(Items from a data source)
● ● ●
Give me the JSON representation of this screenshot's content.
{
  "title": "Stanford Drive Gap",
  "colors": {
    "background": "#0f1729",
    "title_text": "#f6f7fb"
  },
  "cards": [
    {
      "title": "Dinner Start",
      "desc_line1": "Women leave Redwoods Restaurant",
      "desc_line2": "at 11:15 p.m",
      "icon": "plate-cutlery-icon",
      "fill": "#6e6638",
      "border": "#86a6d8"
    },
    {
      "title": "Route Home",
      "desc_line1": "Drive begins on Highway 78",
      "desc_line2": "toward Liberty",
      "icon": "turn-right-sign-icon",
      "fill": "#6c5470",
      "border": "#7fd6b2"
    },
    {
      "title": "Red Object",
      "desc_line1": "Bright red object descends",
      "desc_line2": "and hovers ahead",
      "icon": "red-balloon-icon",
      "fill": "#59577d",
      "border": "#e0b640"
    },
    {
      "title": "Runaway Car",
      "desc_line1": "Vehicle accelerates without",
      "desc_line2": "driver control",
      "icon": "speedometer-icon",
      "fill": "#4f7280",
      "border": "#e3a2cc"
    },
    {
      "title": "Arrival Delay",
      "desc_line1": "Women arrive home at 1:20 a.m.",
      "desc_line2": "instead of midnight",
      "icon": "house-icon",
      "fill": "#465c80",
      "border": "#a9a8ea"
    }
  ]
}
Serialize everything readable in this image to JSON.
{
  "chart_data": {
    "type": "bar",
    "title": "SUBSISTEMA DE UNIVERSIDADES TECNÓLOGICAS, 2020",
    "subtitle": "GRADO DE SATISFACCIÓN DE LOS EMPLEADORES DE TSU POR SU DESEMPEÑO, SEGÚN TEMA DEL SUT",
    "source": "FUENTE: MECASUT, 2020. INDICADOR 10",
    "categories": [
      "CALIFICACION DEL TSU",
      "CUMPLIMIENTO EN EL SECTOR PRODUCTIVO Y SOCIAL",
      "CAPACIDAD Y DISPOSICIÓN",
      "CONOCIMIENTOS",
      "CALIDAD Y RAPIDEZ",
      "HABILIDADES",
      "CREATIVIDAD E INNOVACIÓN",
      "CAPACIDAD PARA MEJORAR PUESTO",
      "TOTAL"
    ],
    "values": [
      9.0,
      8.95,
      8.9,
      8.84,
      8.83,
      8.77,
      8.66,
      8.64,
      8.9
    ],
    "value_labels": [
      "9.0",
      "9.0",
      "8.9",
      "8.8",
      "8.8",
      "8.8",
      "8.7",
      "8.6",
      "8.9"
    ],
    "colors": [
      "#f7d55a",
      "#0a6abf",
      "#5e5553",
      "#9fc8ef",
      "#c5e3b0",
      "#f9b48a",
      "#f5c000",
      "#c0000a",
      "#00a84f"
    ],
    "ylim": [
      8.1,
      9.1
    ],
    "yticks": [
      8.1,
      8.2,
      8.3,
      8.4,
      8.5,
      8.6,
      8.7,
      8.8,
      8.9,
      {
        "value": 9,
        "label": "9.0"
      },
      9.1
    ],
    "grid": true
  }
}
● ● ●
INSTRUCTION — Reproduce exactly the lines from the one containing "Serialize everything readable" through the last line of the records above, including both, and nothing else.

RESPONSE TO THIS EXERCISE —
Serialize everything readable in this image to JSON.
{
  "chart_data": {
    "type": "bar",
    "title": "SUBSISTEMA DE UNIVERSIDADES TECNÓLOGICAS, 2020",
    "subtitle": "GRADO DE SATISFACCIÓN DE LOS EMPLEADORES DE TSU POR SU DESEMPEÑO, SEGÚN TEMA DEL SUT",
    "source": "FUENTE: MECASUT, 2020. INDICADOR 10",
    "categories": [
      "CALIFICACION DEL TSU",
      "CUMPLIMIENTO EN EL SECTOR PRODUCTIVO Y SOCIAL",
      "CAPACIDAD Y DISPOSICIÓN",
      "CONOCIMIENTOS",
      "CALIDAD Y RAPIDEZ",
      "HABILIDADES",
      "CREATIVIDAD E INNOVACIÓN",
      "CAPACIDAD PARA MEJORAR PUESTO",
      "TOTAL"
    ],
    "values": [
      9.0,
      8.95,
      8.9,
      8.84,
      8.83,
      8.77,
      8.66,
      8.64,
      8.9
    ],
    "value_labels": [
      "9.0",
      "9.0",
      "8.9",
      "8.8",
      "8.8",
      "8.8",
      "8.7",
      "8.6",
      "8.9"
    ],
    "colors": [
      "#f7d55a",
      "#0a6abf",
      "#5e5553",
      "#9fc8ef",
      "#c5e3b0",
      "#f9b48a",
      "#f5c000",
      "#c0000a",
      "#00a84f"
    ],
    "ylim": [
      8.1,
      9.1
    ],
    "yticks": [
      8.1,
      8.2,
      8.3,
      8.4,
      8.5,
      8.6,
      8.7,
      8.8,
      8.9,
      {
        "value": 9,
        "label": "9.0"
      },
      9.1
    ],
    "grid": true
  }
}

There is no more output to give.